§ **ROWS**:

^^^^^^^^^^^^^^^^

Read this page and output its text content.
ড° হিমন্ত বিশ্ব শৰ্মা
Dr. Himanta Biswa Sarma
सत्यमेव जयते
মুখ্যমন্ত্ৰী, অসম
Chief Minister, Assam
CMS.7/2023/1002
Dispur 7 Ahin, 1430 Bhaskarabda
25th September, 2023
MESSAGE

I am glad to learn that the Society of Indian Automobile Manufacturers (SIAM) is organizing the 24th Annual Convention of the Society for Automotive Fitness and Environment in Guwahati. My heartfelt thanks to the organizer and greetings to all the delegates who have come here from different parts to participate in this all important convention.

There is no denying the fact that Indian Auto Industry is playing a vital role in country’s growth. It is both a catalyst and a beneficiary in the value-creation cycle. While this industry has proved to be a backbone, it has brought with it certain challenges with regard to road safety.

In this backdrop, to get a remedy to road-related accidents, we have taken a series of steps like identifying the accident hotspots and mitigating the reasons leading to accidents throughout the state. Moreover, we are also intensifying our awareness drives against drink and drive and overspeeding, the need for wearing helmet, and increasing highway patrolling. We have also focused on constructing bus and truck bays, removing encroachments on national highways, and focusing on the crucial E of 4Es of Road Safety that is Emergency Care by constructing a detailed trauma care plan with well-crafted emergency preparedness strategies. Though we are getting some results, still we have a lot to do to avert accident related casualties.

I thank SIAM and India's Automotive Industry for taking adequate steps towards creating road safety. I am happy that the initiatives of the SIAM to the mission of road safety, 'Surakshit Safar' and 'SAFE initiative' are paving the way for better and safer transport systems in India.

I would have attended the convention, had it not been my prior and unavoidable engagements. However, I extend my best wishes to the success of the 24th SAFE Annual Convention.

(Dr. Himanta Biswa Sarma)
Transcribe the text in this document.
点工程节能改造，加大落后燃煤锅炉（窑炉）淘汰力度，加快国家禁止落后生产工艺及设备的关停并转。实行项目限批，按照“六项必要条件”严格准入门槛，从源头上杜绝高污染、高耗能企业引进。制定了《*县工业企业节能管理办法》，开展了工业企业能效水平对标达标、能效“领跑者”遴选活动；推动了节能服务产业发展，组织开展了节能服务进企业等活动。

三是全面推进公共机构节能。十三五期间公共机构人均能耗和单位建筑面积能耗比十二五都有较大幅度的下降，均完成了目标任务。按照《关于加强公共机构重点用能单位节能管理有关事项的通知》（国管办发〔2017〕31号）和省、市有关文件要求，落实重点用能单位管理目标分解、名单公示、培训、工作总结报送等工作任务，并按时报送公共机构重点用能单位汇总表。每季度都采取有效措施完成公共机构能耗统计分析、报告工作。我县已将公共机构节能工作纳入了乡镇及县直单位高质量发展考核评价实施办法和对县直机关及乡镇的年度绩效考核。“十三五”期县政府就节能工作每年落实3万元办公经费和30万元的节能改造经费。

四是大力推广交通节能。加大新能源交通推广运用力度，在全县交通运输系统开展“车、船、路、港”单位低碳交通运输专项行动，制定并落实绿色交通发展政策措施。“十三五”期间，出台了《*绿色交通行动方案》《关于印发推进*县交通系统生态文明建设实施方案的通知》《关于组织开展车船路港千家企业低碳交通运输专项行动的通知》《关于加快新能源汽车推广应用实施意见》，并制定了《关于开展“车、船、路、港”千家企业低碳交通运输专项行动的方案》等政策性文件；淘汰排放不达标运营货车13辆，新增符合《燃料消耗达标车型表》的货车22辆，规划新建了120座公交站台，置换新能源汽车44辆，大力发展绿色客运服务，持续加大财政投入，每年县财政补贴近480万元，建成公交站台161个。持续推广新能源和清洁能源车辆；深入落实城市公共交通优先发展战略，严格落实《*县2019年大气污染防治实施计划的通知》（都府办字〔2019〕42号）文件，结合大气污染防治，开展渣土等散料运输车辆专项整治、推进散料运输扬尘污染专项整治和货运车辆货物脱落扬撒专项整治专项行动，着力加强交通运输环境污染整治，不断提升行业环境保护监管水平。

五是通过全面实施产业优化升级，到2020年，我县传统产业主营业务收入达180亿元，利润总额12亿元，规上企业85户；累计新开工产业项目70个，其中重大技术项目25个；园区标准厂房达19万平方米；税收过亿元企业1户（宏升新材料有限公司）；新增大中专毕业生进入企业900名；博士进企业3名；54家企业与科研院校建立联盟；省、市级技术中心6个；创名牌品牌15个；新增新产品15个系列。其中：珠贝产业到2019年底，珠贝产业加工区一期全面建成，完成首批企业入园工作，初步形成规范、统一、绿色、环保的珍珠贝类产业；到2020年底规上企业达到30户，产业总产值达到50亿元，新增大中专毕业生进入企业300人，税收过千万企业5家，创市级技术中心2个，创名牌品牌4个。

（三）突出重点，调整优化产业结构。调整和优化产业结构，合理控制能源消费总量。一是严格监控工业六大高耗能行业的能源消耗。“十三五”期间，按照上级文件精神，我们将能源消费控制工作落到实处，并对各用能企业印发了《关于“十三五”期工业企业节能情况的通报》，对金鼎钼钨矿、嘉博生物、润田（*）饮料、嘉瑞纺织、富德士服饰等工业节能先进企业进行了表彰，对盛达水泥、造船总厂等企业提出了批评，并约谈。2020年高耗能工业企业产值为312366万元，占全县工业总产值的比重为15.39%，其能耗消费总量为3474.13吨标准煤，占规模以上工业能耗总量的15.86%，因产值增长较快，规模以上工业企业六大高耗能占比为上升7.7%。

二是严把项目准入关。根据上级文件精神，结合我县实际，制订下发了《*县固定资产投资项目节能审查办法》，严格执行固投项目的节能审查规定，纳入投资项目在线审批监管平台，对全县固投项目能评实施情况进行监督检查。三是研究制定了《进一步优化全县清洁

^^^^^^^^^^^^^^^^

§ **DIRECTIONS**:
Locate the string "Sarma" in the listing above and copy every line where it occurs.

§ **THE OUTPUT**:
Dr. Himanta Biswa Sarma
(Dr. Himanta Biswa Sarma)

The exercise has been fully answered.